STATED PROBLEM> Count the lines containing "Analise" in the entries underneath, and state that count without anything else.

(Stored data entries)
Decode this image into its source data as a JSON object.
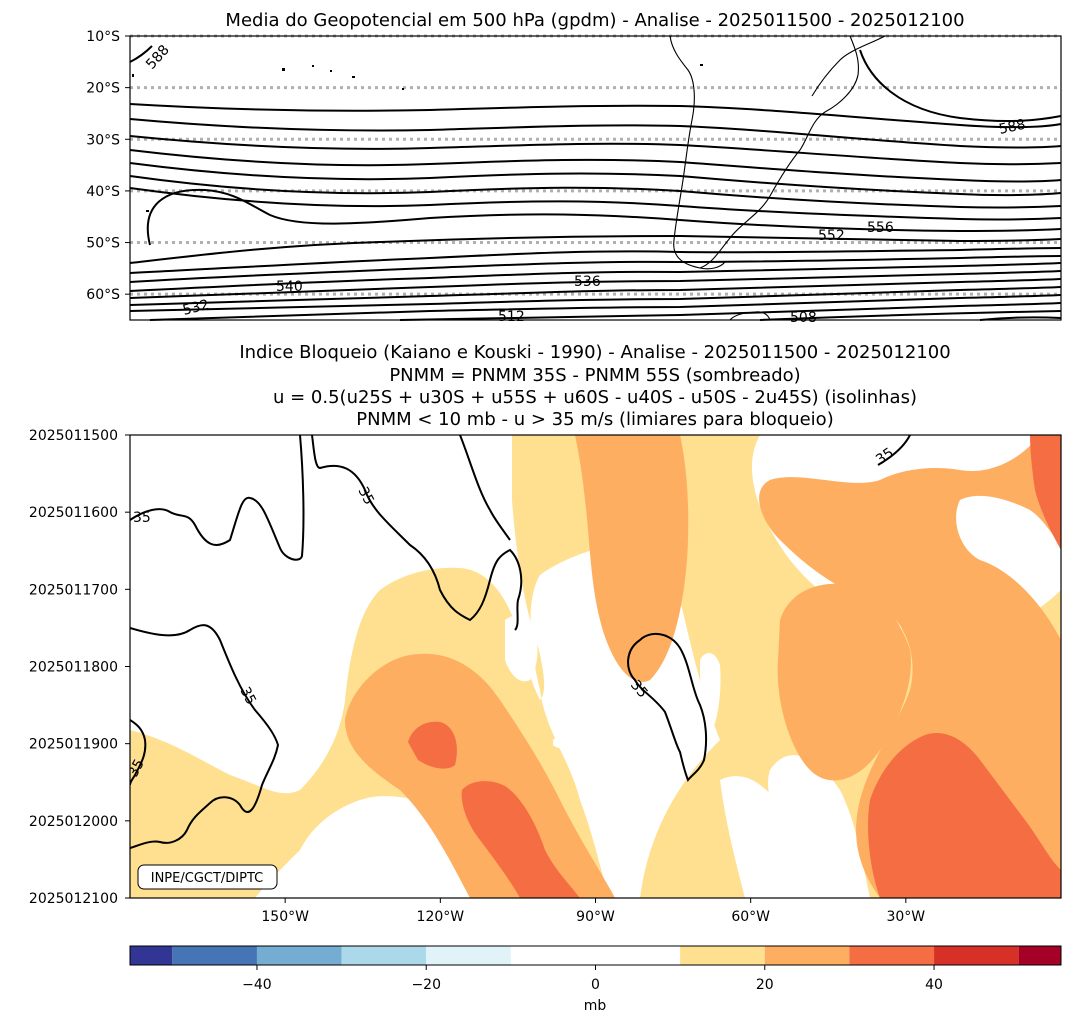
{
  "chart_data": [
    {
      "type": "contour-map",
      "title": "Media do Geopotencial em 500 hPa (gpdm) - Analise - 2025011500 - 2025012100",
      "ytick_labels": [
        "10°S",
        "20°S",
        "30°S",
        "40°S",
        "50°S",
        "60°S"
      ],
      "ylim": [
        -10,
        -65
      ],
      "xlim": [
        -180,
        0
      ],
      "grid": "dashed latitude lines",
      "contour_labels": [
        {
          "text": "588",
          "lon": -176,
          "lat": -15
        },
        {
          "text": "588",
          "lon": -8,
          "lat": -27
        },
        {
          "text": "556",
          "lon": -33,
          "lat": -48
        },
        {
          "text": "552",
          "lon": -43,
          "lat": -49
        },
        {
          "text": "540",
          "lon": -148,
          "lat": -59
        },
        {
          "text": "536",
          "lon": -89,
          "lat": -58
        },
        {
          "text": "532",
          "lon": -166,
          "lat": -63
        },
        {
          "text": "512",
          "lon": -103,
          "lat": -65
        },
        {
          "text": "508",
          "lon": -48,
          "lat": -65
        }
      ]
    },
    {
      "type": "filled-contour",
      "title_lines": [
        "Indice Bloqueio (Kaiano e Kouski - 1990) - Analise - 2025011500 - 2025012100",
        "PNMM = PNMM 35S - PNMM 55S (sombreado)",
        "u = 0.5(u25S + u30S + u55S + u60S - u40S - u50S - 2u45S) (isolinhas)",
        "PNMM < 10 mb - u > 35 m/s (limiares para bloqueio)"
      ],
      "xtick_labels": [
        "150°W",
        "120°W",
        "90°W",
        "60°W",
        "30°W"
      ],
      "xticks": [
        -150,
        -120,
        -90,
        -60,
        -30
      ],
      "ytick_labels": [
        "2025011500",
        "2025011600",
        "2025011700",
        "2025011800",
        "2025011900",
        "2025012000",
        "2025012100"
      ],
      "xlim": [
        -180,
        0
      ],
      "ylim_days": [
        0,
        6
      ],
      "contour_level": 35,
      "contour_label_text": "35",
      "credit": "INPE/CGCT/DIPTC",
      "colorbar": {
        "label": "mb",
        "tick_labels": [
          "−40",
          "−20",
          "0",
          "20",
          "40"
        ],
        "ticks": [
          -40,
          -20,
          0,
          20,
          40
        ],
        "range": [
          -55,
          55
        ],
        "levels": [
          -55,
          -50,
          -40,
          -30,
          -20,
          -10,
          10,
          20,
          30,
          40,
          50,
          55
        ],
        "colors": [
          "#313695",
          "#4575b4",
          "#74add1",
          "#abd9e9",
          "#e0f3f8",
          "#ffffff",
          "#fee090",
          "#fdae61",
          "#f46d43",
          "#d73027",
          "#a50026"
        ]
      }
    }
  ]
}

* * *

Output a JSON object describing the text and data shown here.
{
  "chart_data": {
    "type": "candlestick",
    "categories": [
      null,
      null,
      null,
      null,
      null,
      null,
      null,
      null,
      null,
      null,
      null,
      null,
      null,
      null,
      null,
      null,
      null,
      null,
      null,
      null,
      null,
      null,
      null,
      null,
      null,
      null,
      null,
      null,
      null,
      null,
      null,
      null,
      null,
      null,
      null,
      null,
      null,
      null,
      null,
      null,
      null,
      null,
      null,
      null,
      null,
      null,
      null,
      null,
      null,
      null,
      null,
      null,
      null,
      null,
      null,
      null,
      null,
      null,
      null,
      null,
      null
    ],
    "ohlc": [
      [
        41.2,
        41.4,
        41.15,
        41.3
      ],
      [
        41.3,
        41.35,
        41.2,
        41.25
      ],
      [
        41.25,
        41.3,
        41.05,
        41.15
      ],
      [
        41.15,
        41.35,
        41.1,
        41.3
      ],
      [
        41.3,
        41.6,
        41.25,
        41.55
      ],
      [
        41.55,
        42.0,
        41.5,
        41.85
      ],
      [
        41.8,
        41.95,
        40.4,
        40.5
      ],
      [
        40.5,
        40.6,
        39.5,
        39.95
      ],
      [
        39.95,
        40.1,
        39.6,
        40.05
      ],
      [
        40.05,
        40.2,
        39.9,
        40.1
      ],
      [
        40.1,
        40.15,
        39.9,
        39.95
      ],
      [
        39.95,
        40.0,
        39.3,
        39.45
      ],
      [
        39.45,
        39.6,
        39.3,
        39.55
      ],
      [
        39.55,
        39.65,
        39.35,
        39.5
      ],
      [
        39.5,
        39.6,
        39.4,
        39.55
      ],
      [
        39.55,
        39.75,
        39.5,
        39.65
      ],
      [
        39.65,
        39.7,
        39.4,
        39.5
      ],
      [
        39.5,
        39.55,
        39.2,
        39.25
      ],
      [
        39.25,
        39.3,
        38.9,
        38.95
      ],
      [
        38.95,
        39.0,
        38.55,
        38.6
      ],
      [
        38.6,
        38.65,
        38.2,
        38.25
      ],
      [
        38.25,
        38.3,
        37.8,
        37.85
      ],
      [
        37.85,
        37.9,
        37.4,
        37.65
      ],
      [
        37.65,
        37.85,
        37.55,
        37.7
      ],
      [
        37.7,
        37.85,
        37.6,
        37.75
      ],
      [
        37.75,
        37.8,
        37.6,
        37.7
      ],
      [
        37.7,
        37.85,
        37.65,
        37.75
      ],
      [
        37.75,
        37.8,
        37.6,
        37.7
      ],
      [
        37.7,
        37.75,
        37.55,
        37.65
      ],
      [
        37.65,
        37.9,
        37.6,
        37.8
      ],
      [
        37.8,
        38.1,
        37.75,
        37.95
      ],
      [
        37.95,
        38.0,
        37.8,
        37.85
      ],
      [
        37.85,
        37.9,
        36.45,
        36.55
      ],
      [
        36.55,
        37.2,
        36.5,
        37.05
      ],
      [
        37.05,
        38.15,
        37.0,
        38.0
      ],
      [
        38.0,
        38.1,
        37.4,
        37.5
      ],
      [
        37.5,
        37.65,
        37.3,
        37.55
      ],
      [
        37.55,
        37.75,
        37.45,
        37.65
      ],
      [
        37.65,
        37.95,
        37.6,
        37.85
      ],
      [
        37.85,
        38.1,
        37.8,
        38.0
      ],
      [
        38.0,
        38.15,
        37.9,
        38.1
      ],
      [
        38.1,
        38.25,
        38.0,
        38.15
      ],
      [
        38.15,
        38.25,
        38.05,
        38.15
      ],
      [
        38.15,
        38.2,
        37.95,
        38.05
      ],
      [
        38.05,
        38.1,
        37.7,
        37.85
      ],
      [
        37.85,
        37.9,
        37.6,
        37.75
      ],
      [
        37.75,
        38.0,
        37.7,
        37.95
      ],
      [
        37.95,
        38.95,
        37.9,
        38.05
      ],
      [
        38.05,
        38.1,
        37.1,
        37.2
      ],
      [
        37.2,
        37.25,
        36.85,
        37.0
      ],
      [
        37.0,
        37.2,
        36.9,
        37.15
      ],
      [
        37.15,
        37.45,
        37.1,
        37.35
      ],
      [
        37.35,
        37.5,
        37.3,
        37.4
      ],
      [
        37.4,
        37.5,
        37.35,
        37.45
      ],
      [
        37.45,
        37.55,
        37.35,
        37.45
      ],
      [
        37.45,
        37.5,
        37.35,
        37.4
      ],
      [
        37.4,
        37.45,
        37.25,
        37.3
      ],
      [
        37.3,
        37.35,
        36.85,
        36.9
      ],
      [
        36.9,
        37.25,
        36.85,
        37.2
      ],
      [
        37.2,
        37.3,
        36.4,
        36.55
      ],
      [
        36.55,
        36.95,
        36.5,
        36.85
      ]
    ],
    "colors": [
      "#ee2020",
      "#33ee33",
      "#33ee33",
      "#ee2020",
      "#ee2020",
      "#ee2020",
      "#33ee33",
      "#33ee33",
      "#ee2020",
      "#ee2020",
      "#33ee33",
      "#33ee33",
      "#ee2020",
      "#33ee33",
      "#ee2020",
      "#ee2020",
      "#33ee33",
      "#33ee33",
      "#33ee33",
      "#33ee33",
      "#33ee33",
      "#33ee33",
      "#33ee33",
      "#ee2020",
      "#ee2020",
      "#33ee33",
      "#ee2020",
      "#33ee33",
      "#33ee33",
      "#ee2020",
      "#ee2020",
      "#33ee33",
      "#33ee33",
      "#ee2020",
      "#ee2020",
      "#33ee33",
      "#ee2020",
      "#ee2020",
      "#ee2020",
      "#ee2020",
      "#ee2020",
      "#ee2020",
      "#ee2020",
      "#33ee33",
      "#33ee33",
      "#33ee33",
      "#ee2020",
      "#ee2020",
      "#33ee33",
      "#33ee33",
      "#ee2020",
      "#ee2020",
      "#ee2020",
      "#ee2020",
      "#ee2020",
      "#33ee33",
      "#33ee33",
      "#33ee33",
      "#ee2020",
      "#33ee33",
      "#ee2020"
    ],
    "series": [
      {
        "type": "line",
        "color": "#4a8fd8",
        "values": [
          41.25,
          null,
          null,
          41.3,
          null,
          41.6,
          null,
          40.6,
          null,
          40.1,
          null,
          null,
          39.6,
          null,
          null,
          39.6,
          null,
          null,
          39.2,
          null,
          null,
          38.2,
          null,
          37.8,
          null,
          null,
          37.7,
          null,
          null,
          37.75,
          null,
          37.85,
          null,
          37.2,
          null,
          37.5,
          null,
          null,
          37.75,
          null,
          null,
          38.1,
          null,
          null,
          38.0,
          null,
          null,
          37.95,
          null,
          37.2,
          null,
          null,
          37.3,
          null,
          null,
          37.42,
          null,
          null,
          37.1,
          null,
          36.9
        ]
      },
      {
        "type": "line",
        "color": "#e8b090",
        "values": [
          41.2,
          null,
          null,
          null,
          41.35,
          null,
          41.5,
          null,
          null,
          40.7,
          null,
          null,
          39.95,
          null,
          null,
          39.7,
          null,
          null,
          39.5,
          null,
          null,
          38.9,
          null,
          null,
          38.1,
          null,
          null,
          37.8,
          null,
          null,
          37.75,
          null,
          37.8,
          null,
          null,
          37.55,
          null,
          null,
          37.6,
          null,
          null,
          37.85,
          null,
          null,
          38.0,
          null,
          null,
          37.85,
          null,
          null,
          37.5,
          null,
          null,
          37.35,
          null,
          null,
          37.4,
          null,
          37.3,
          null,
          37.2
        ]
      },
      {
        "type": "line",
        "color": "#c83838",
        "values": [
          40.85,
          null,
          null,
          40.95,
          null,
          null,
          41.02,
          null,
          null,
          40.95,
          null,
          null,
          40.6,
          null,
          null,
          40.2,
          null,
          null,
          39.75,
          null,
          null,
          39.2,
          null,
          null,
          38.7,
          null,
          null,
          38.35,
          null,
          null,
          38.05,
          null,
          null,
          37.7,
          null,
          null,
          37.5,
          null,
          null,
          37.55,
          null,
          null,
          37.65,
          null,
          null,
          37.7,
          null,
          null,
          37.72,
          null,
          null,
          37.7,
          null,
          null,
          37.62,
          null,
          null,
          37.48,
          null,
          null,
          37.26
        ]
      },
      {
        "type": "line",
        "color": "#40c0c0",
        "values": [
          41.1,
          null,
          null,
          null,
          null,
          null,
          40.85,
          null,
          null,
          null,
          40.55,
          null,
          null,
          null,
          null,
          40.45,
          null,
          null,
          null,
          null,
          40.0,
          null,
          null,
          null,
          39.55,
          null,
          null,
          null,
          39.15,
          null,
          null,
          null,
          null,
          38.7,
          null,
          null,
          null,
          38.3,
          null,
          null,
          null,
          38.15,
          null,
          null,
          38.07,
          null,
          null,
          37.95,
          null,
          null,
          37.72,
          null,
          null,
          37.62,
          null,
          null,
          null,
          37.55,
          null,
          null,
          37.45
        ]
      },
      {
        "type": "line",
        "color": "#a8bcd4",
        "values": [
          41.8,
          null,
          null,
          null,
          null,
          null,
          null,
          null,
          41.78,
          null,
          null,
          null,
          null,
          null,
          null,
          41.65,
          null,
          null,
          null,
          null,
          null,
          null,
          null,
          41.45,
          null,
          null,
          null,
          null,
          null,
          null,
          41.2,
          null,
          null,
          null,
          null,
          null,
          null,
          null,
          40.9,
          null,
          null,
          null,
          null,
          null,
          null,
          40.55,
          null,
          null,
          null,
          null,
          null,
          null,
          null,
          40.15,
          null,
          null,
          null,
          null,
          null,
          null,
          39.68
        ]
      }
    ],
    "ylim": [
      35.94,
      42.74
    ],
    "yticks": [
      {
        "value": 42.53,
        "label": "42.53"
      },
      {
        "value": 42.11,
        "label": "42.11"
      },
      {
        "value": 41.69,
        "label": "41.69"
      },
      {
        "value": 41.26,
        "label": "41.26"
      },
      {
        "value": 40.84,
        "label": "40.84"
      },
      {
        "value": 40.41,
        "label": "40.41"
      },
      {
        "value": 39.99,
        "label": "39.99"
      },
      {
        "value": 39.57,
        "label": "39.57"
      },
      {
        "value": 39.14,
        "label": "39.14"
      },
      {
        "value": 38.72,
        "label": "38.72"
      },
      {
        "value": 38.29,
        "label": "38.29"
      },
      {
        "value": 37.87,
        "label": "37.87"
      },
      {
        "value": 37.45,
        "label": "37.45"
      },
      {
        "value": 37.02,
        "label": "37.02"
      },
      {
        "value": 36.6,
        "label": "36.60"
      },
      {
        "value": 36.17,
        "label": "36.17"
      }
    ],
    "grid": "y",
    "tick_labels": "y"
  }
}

--

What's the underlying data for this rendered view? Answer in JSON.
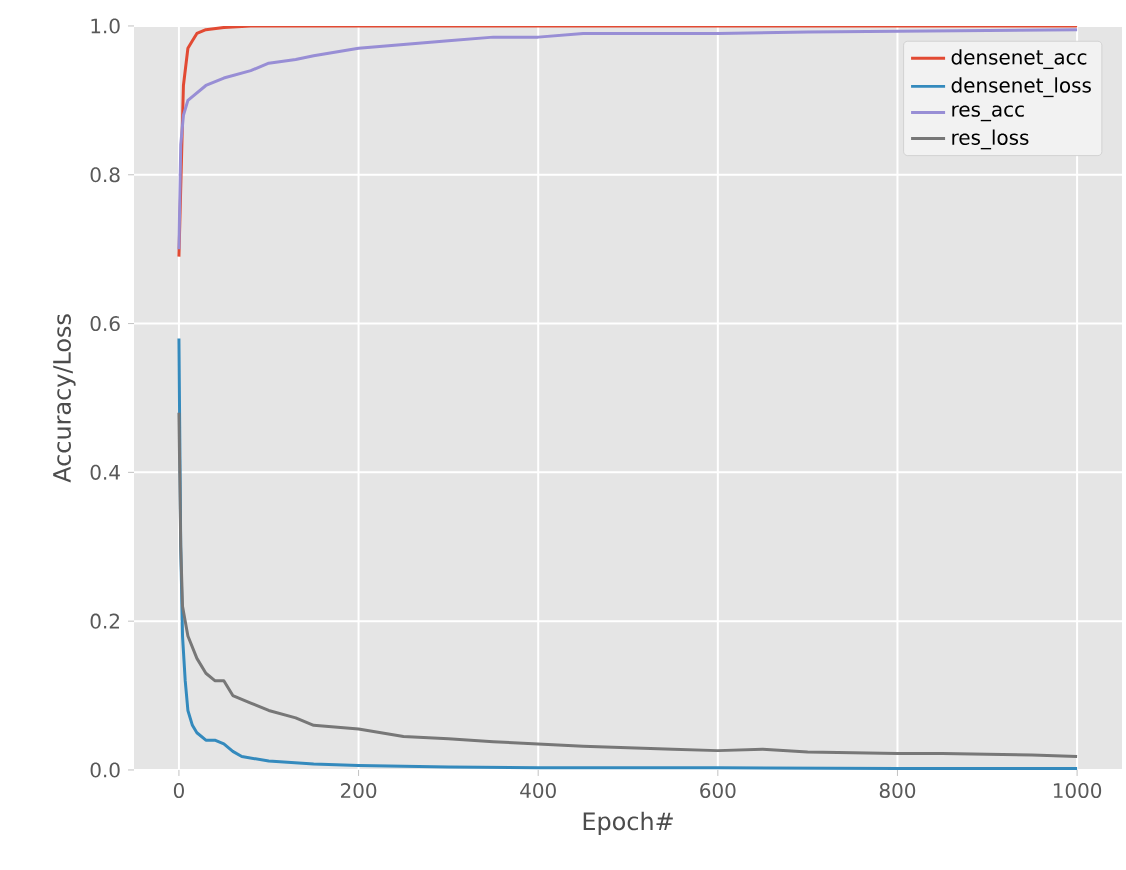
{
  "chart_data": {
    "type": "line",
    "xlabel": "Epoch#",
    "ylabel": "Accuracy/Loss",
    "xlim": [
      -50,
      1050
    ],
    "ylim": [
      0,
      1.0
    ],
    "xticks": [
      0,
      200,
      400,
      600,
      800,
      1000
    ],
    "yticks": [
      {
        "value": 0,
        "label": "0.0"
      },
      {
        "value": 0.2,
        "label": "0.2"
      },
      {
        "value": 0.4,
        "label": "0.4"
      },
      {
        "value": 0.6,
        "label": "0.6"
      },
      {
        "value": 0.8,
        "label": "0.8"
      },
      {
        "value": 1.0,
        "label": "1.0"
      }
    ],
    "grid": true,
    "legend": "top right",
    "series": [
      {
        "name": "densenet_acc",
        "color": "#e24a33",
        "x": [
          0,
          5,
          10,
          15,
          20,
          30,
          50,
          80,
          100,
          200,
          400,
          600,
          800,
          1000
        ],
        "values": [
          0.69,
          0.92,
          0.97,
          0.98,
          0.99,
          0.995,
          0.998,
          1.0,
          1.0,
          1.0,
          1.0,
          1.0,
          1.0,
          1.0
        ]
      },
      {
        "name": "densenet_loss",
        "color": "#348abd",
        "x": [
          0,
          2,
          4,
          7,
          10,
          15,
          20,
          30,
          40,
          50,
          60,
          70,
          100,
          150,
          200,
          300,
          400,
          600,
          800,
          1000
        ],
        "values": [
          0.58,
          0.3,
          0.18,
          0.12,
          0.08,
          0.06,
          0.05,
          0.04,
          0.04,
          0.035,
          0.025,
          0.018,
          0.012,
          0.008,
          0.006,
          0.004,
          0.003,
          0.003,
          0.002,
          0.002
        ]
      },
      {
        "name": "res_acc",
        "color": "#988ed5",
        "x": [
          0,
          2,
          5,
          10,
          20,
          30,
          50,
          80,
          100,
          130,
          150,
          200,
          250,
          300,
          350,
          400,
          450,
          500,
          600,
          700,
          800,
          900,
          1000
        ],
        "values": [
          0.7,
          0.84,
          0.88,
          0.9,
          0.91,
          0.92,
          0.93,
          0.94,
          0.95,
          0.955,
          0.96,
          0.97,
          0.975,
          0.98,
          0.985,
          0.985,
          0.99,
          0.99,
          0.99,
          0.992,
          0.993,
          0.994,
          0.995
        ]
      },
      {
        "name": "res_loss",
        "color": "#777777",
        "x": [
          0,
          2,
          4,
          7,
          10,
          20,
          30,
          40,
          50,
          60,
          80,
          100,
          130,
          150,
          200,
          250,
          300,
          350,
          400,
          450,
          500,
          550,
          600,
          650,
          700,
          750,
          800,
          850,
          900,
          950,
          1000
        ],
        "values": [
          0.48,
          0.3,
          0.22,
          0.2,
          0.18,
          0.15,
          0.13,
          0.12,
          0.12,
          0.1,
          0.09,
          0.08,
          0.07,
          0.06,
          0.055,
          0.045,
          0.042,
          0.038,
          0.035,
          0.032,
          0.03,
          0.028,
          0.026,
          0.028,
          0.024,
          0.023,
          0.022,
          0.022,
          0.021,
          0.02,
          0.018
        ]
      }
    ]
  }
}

ANSWER TO THE TASK> 2